Locate "Transcribe this image's" in the listing below, then output the line holding it and every line after it, exactly and with nothing else.
<<<<
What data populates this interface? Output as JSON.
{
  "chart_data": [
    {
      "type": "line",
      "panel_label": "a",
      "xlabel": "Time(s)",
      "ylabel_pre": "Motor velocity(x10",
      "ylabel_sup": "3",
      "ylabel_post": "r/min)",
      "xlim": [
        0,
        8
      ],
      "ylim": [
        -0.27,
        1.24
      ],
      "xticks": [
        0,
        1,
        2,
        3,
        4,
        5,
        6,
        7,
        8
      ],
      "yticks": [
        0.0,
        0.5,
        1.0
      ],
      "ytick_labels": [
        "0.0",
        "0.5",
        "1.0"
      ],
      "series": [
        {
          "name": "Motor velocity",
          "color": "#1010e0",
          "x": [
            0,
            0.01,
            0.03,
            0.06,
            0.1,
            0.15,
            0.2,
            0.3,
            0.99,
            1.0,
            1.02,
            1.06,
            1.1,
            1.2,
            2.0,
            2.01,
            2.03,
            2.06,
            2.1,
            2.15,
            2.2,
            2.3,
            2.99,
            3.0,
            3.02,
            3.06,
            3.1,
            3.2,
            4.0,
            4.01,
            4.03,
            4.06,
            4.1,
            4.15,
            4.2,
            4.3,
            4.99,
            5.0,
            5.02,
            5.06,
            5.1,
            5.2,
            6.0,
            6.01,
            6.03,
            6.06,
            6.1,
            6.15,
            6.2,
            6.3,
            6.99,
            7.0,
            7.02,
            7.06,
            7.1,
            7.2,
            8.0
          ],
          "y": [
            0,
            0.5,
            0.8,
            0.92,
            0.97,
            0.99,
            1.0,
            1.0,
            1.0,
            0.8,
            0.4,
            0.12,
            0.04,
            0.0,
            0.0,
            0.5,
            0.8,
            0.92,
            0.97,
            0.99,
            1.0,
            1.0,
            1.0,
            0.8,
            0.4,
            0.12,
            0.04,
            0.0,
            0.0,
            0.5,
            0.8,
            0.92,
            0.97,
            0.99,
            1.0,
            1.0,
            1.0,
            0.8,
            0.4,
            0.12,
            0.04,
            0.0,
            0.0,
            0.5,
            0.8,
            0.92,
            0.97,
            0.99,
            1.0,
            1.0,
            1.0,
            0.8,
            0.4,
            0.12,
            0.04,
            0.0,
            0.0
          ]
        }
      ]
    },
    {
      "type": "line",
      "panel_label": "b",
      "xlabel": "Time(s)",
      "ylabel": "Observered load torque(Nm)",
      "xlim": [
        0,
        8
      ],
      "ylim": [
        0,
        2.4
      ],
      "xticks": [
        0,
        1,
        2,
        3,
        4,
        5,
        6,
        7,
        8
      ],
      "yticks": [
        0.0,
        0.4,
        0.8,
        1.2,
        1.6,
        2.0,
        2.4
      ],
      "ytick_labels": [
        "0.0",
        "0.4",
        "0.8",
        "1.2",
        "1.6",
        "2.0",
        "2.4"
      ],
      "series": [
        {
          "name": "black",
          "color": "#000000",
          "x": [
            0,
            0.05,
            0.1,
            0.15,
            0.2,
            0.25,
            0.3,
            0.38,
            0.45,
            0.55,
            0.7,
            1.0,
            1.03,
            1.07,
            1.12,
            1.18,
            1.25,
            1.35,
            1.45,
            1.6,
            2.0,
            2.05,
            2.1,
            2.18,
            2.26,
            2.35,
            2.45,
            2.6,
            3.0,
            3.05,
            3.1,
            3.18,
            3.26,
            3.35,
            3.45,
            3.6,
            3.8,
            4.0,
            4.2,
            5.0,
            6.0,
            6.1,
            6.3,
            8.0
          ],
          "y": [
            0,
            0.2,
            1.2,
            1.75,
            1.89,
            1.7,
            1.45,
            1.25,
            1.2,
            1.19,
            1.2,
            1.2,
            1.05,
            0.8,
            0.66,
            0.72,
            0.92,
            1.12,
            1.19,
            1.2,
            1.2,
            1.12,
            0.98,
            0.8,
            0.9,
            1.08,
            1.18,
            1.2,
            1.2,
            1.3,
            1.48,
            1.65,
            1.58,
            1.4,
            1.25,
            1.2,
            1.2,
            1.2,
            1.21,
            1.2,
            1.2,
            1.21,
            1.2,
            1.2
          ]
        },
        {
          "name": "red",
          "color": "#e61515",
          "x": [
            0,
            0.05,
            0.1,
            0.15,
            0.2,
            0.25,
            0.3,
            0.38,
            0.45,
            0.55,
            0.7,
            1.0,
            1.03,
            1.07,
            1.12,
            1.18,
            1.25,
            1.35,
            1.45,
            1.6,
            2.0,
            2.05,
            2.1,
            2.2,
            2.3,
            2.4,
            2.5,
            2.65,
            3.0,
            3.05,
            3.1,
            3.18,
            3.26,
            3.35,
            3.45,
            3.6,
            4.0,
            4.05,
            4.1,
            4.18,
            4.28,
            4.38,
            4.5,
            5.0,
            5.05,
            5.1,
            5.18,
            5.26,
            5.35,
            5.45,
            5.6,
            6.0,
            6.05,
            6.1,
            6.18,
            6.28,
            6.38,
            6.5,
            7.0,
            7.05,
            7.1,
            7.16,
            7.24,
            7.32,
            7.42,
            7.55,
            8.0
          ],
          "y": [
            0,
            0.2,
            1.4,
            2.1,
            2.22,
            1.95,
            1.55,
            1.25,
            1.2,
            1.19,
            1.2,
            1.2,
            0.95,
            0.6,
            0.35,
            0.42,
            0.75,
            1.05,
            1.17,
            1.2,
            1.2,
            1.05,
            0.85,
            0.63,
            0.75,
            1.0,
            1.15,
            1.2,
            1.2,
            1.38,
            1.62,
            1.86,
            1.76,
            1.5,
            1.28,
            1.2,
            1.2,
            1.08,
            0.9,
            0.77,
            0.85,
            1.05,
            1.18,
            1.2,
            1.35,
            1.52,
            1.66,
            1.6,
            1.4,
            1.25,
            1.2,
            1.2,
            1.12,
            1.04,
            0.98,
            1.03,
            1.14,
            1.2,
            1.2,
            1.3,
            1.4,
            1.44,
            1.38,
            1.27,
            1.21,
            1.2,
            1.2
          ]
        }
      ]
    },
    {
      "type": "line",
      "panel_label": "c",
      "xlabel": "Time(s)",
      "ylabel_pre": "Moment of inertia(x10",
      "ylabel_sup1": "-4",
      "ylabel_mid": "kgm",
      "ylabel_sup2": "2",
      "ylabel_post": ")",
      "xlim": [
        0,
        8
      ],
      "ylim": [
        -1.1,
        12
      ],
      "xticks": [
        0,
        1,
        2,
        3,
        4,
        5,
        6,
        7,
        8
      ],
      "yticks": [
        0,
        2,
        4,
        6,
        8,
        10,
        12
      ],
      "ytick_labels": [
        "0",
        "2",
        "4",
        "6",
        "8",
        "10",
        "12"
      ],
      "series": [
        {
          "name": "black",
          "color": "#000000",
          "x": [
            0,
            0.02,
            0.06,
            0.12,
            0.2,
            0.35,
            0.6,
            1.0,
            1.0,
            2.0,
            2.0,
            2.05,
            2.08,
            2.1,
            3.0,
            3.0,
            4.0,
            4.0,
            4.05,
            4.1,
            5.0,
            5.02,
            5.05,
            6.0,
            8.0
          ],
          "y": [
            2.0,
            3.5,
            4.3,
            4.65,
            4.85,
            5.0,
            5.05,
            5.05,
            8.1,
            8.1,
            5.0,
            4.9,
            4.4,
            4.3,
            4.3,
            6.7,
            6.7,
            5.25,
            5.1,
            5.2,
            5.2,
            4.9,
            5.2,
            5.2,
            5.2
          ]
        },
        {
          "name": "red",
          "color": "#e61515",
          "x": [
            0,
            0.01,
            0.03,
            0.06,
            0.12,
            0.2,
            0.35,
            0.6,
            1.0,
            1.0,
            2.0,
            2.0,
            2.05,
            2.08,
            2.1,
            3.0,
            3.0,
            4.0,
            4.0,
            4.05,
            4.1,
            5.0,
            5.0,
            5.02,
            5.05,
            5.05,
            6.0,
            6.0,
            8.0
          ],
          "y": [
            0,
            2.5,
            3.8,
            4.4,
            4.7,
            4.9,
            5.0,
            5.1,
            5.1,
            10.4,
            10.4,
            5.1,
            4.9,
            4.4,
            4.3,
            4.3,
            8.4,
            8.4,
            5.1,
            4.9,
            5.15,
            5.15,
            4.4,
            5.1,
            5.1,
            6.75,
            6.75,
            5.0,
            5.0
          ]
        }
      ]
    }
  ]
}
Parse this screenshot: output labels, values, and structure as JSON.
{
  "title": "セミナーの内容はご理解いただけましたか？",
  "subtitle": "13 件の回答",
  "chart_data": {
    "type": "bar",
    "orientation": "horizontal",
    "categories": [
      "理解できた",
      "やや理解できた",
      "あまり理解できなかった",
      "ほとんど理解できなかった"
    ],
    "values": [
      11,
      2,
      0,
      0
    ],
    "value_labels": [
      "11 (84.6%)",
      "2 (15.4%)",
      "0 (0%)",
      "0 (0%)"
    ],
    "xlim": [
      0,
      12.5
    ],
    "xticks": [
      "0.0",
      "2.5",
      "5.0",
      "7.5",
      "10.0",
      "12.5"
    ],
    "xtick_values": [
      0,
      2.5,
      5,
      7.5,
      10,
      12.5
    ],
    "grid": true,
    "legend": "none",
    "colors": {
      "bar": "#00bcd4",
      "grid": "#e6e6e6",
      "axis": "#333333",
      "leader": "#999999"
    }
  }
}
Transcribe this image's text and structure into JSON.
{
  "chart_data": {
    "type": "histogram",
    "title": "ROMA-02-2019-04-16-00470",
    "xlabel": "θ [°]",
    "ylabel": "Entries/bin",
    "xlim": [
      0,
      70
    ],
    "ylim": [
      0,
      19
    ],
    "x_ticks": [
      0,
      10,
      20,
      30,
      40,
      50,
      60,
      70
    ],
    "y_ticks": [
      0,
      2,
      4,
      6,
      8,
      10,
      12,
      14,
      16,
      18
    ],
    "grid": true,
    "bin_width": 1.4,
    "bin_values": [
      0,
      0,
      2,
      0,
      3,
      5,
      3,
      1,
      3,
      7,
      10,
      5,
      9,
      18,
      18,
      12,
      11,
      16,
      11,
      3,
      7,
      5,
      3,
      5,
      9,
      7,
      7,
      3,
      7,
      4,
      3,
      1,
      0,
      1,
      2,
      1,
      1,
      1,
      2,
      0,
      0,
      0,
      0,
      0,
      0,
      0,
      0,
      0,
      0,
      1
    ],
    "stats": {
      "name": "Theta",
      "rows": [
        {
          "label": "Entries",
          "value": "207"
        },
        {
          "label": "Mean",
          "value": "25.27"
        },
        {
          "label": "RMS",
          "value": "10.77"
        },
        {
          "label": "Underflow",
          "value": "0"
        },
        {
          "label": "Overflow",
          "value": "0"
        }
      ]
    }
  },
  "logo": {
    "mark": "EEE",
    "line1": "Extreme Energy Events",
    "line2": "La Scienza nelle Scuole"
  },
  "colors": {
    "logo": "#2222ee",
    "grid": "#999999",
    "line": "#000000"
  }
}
>>>>
> _IN RESPONSE_:
Transcribe this image's text and structure into JSON.
{
  "chart_data": {
    "type": "histogram",
    "title": "ROMA-02-2019-04-16-00470",
    "xlabel": "θ [°]",
    "ylabel": "Entries/bin",
    "xlim": [
      0,
      70
    ],
    "ylim": [
      0,
      19
    ],
    "x_ticks": [
      0,
      10,
      20,
      30,
      40,
      50,
      60,
      70
    ],
    "y_ticks": [
      0,
      2,
      4,
      6,
      8,
      10,
      12,
      14,
      16,
      18
    ],
    "grid": true,
    "bin_width": 1.4,
    "bin_values": [
      0,
      0,
      2,
      0,
      3,
      5,
      3,
      1,
      3,
      7,
      10,
      5,
      9,
      18,
      18,
      12,
      11,
      16,
      11,
      3,
      7,
      5,
      3,
      5,
      9,
      7,
      7,
      3,
      7,
      4,
      3,
      1,
      0,
      1,
      2,
      1,
      1,
      1,
      2,
      0,
      0,
      0,
      0,
      0,
      0,
      0,
      0,
      0,
      0,
      1
    ],
    "stats": {
      "name": "Theta",
      "rows": [
        {
          "label": "Entries",
          "value": "207"
        },
        {
          "label": "Mean",
          "value": "25.27"
        },
        {
          "label": "RMS",
          "value": "10.77"
        },
        {
          "label": "Underflow",
          "value": "0"
        },
        {
          "label": "Overflow",
          "value": "0"
        }
      ]
    }
  },
  "logo": {
    "mark": "EEE",
    "line1": "Extreme Energy Events",
    "line2": "La Scienza nelle Scuole"
  },
  "colors": {
    "logo": "#2222ee",
    "grid": "#999999",
    "line": "#000000"
  }
}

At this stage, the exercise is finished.